- **TO BE DONE**
Starting with the first line and going on through the line containing "- diff-min-label: MIN", swap every "colorbar-swatch" for "legend-swatch" and write those lines out again with nothing else changed.

[Labeled box records]
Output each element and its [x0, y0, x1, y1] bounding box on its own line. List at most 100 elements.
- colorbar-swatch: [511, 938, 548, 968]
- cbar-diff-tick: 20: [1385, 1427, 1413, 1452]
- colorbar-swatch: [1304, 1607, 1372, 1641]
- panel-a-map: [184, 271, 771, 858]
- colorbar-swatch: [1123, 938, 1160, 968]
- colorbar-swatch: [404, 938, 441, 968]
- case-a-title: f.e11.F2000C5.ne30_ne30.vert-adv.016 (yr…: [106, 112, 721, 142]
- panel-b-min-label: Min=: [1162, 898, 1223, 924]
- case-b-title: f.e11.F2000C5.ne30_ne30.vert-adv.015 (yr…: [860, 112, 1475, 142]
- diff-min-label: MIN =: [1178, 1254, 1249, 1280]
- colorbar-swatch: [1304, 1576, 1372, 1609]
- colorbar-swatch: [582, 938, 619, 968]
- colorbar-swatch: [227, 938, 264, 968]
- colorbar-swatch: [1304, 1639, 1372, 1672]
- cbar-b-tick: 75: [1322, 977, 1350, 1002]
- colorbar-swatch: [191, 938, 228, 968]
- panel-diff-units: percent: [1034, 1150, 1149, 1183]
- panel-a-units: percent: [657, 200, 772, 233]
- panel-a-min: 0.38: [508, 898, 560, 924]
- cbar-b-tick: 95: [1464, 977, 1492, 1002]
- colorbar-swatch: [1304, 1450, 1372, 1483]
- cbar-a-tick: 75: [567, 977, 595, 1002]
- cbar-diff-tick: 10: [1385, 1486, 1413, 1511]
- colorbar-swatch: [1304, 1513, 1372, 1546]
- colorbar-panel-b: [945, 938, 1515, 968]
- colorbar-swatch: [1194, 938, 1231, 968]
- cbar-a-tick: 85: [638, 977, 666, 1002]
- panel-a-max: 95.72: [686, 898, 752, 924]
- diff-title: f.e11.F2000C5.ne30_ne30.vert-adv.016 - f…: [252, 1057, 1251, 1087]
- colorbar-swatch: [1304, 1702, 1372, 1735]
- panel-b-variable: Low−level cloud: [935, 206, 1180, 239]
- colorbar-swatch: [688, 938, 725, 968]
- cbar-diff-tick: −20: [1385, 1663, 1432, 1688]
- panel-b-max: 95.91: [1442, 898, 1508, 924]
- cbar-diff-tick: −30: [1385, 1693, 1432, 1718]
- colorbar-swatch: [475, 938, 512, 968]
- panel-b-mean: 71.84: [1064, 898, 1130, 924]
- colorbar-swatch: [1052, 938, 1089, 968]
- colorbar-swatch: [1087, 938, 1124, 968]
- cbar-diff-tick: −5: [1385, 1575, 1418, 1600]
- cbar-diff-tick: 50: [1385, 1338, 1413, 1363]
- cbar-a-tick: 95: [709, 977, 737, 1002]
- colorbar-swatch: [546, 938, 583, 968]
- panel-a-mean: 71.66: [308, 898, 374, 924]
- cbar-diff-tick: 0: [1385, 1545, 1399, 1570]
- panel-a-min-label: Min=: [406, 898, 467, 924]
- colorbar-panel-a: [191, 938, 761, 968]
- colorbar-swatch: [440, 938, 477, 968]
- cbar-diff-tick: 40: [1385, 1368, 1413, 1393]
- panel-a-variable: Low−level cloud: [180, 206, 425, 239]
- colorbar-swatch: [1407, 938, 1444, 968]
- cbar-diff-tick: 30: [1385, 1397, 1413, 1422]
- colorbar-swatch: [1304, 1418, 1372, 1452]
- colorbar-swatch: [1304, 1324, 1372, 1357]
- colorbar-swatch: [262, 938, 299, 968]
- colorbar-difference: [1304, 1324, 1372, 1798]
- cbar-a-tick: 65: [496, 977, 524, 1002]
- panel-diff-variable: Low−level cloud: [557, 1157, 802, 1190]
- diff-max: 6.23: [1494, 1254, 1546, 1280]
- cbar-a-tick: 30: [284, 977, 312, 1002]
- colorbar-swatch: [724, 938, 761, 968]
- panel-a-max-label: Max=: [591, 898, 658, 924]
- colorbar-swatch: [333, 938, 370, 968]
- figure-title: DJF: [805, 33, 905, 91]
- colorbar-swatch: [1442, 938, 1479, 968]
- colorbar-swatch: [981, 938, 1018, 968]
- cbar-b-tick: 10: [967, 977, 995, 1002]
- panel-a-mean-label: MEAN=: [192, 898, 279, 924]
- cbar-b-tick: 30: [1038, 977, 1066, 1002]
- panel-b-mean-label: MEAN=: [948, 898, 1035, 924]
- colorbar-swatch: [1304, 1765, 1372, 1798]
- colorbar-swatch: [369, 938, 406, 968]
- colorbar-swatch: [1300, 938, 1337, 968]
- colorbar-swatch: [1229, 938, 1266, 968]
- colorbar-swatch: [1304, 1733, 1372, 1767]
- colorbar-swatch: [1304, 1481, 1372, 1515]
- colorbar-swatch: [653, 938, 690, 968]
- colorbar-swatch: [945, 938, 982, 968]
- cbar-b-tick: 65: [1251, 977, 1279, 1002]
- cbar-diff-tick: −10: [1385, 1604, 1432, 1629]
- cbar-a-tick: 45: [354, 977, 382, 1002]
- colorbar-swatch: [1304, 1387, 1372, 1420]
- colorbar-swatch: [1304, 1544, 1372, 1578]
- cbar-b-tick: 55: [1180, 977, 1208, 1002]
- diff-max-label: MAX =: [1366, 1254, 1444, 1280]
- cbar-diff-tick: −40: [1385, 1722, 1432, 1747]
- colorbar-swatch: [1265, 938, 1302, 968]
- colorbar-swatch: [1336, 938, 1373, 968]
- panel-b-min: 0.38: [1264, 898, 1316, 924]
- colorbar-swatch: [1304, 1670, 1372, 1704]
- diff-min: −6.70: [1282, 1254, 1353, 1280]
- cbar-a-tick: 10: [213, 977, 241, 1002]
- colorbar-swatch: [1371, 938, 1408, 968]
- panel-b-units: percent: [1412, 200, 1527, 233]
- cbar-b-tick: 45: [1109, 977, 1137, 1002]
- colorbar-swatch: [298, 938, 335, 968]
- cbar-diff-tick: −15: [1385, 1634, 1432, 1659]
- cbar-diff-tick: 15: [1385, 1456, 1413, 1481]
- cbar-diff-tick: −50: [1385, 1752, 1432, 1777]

- **FINISHED EXERCISE**
Output each element and its [x0, y0, x1, y1] bounding box on its own line. List at most 100 elements.
- legend-swatch: [511, 938, 548, 968]
- cbar-diff-tick: 20: [1385, 1427, 1413, 1452]
- legend-swatch: [1304, 1607, 1372, 1641]
- panel-a-map: [184, 271, 771, 858]
- legend-swatch: [1123, 938, 1160, 968]
- legend-swatch: [404, 938, 441, 968]
- case-a-title: f.e11.F2000C5.ne30_ne30.vert-adv.016 (yr…: [106, 112, 721, 142]
- panel-b-min-label: Min=: [1162, 898, 1223, 924]
- case-b-title: f.e11.F2000C5.ne30_ne30.vert-adv.015 (yr…: [860, 112, 1475, 142]
- diff-min-label: MIN =: [1178, 1254, 1249, 1280]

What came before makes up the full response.